* _WHAT TO PRODUCE_: Find how many lines in the material hold the word "JSON", then state that number and nothing more.

═════ RECORDED DATA

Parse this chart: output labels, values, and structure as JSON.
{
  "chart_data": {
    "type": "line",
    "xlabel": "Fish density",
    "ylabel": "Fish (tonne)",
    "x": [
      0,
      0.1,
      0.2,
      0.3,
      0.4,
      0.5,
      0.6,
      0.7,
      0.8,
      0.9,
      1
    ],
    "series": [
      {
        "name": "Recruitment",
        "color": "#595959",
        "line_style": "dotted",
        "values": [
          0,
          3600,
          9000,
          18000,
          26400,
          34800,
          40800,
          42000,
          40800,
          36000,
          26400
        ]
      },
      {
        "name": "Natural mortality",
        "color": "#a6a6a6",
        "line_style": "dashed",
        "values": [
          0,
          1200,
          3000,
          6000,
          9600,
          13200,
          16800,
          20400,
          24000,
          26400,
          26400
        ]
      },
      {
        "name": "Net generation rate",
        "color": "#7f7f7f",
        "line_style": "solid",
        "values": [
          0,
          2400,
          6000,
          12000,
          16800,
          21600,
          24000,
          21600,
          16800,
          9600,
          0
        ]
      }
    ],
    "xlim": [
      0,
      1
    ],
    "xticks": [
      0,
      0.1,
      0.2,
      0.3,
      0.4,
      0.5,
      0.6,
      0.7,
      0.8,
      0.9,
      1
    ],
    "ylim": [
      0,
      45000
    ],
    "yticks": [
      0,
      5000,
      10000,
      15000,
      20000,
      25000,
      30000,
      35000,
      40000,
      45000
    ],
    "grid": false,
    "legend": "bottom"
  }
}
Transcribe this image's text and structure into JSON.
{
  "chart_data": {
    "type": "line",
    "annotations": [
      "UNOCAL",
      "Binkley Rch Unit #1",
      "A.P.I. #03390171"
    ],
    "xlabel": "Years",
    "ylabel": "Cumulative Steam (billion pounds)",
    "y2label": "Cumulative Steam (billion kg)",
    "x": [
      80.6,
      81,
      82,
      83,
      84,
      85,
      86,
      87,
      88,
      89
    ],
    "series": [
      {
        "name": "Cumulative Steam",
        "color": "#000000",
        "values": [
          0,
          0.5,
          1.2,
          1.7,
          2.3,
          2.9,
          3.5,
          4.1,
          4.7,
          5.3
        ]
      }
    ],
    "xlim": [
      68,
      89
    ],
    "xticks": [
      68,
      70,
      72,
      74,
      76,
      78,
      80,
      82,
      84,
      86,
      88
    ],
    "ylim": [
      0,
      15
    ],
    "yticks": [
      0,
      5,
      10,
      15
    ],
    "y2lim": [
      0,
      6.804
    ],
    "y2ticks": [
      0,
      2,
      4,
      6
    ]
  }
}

══════════

* _COMPLETED EXERCISE_: 2